## PROBLEM STATEMENT
Copy, from the entries below, each line where the word "reviews" can be found.

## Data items
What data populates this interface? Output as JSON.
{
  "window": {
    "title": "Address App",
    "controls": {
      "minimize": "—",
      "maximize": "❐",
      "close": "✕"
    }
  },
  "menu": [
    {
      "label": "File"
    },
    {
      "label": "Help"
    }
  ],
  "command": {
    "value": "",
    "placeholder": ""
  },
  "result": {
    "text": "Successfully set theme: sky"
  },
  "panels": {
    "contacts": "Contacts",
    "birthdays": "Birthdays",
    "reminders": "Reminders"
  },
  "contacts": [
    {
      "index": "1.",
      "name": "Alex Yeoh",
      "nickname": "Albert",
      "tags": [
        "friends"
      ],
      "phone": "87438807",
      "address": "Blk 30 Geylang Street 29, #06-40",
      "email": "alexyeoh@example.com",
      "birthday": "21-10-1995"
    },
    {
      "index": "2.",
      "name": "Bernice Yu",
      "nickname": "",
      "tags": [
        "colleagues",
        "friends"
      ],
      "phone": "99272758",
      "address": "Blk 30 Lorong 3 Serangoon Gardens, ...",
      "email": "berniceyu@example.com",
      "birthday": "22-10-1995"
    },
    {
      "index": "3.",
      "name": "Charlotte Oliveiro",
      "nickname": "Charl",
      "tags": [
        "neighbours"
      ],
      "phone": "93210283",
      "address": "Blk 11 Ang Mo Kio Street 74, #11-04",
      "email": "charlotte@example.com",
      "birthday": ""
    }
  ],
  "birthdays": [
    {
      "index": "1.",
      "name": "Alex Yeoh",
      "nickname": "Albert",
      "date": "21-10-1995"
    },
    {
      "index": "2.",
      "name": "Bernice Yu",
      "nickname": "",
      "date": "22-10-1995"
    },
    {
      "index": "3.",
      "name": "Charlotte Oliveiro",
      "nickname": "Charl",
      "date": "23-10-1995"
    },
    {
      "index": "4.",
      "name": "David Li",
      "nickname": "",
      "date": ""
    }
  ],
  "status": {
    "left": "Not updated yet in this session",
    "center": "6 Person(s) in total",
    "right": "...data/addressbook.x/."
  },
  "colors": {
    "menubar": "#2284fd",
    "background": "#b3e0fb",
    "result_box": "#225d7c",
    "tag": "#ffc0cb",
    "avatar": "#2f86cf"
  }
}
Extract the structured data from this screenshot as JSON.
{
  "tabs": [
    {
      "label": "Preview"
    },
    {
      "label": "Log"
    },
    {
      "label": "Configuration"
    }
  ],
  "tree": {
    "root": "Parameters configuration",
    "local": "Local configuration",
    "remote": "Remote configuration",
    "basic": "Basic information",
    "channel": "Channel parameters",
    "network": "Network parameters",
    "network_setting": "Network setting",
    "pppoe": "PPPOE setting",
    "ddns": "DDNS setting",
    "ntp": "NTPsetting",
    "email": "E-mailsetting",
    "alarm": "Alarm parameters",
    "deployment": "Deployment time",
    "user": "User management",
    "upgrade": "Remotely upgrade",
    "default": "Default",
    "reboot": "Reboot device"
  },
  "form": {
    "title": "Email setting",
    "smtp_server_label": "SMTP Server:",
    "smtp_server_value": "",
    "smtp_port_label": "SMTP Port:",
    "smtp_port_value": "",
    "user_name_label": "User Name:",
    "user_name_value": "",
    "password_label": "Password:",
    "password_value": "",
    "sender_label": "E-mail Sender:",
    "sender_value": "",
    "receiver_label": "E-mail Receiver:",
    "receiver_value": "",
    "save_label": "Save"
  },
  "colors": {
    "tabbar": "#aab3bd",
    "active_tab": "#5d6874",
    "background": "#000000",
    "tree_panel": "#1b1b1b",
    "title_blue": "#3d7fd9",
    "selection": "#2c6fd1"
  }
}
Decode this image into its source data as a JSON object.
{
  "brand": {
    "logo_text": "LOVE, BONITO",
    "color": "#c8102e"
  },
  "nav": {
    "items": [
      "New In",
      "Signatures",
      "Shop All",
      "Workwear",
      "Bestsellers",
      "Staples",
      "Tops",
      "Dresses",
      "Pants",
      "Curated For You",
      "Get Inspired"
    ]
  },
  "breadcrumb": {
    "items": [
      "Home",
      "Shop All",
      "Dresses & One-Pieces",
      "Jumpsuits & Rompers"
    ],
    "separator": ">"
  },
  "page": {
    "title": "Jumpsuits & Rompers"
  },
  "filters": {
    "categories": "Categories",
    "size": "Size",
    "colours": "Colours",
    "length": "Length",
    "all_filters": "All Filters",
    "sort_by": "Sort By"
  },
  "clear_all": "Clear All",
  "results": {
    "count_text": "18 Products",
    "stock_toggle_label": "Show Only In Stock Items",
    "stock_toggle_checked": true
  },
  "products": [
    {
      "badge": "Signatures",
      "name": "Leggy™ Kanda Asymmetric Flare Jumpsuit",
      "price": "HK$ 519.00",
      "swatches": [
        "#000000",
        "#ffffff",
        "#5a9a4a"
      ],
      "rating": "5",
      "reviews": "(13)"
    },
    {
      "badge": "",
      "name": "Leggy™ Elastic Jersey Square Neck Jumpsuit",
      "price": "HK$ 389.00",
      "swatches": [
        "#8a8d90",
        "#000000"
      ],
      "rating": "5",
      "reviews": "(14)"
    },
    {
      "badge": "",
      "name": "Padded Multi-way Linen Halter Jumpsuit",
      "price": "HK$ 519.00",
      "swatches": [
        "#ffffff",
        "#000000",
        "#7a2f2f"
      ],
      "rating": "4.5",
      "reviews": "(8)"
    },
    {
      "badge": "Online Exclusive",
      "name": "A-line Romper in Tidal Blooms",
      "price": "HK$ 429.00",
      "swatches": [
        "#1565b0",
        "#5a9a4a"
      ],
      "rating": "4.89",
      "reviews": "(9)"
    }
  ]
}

## RESULT BELOW
      "reviews": "(13)"
      "reviews": "(14)"
      "reviews": "(8)"
      "reviews": "(9)"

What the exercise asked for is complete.